**Task to carry out**
The records are given next. Repeat each one exactly.

**Provided entries**
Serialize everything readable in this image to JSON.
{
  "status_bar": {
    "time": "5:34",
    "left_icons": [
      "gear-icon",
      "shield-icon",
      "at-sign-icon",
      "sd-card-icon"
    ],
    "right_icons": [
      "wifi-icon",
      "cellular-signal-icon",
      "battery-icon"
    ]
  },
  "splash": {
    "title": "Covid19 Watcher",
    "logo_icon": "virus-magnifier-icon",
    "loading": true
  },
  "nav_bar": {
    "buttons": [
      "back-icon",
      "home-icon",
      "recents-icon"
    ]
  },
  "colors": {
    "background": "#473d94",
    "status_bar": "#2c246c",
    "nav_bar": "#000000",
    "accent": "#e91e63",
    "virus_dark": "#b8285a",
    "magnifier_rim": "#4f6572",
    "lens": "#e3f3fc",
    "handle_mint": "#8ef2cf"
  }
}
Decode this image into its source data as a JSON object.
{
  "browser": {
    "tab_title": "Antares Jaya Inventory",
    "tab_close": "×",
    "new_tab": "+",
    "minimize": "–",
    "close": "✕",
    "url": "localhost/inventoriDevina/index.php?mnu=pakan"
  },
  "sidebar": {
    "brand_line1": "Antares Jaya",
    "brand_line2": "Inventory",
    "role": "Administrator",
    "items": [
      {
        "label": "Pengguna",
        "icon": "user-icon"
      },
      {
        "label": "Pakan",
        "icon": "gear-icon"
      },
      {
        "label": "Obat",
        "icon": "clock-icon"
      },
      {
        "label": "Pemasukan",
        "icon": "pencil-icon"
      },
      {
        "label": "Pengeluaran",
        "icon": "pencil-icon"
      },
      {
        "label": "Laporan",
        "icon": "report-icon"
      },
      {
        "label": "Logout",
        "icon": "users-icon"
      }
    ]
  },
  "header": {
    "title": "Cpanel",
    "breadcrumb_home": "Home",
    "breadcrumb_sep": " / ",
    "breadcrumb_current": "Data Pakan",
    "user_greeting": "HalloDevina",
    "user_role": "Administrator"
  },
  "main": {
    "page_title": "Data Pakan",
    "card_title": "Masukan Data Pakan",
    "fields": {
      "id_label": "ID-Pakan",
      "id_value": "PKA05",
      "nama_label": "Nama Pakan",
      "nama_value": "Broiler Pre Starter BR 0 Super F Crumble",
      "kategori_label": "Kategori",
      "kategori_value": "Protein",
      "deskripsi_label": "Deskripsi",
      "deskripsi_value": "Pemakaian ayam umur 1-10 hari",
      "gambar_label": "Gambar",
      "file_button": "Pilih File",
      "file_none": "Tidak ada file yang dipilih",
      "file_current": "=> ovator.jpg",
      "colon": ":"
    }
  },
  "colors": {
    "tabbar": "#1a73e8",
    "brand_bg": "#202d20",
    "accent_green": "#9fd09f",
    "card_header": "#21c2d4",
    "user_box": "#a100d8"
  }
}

**Expected answer**
Serialize everything readable in this image to JSON.
{
  "status_bar": {
    "time": "5:34",
    "left_icons": [
      "gear-icon",
      "shield-icon",
      "at-sign-icon",
      "sd-card-icon"
    ],
    "right_icons": [
      "wifi-icon",
      "cellular-signal-icon",
      "battery-icon"
    ]
  },
  "splash": {
    "title": "Covid19 Watcher",
    "logo_icon": "virus-magnifier-icon",
    "loading": true
  },
  "nav_bar": {
    "buttons": [
      "back-icon",
      "home-icon",
      "recents-icon"
    ]
  },
  "colors": {
    "background": "#473d94",
    "status_bar": "#2c246c",
    "nav_bar": "#000000",
    "accent": "#e91e63",
    "virus_dark": "#b8285a",
    "magnifier_rim": "#4f6572",
    "lens": "#e3f3fc",
    "handle_mint": "#8ef2cf"
  }
}
Decode this image into its source data as a JSON object.
{
  "browser": {
    "tab_title": "Antares Jaya Inventory",
    "tab_close": "×",
    "new_tab": "+",
    "minimize": "–",
    "close": "✕",
    "url": "localhost/inventoriDevina/index.php?mnu=pakan"
  },
  "sidebar": {
    "brand_line1": "Antares Jaya",
    "brand_line2": "Inventory",
    "role": "Administrator",
    "items": [
      {
        "label": "Pengguna",
        "icon": "user-icon"
      },
      {
        "label": "Pakan",
        "icon": "gear-icon"
      },
      {
        "label": "Obat",
        "icon": "clock-icon"
      },
      {
        "label": "Pemasukan",
        "icon": "pencil-icon"
      },
      {
        "label": "Pengeluaran",
        "icon": "pencil-icon"
      },
      {
        "label": "Laporan",
        "icon": "report-icon"
      },
      {
        "label": "Logout",
        "icon": "users-icon"
      }
    ]
  },
  "header": {
    "title": "Cpanel",
    "breadcrumb_home": "Home",
    "breadcrumb_sep": " / ",
    "breadcrumb_current": "Data Pakan",
    "user_greeting": "HalloDevina",
    "user_role": "Administrator"
  },
  "main": {
    "page_title": "Data Pakan",
    "card_title": "Masukan Data Pakan",
    "fields": {
      "id_label": "ID-Pakan",
      "id_value": "PKA05",
      "nama_label": "Nama Pakan",
      "nama_value": "Broiler Pre Starter BR 0 Super F Crumble",
      "kategori_label": "Kategori",
      "kategori_value": "Protein",
      "deskripsi_label": "Deskripsi",
      "deskripsi_value": "Pemakaian ayam umur 1-10 hari",
      "gambar_label": "Gambar",
      "file_button": "Pilih File",
      "file_none": "Tidak ada file yang dipilih",
      "file_current": "=> ovator.jpg",
      "colon": ":"
    }
  },
  "colors": {
    "tabbar": "#1a73e8",
    "brand_bg": "#202d20",
    "accent_green": "#9fd09f",
    "card_header": "#21c2d4",
    "user_box": "#a100d8"
  }
}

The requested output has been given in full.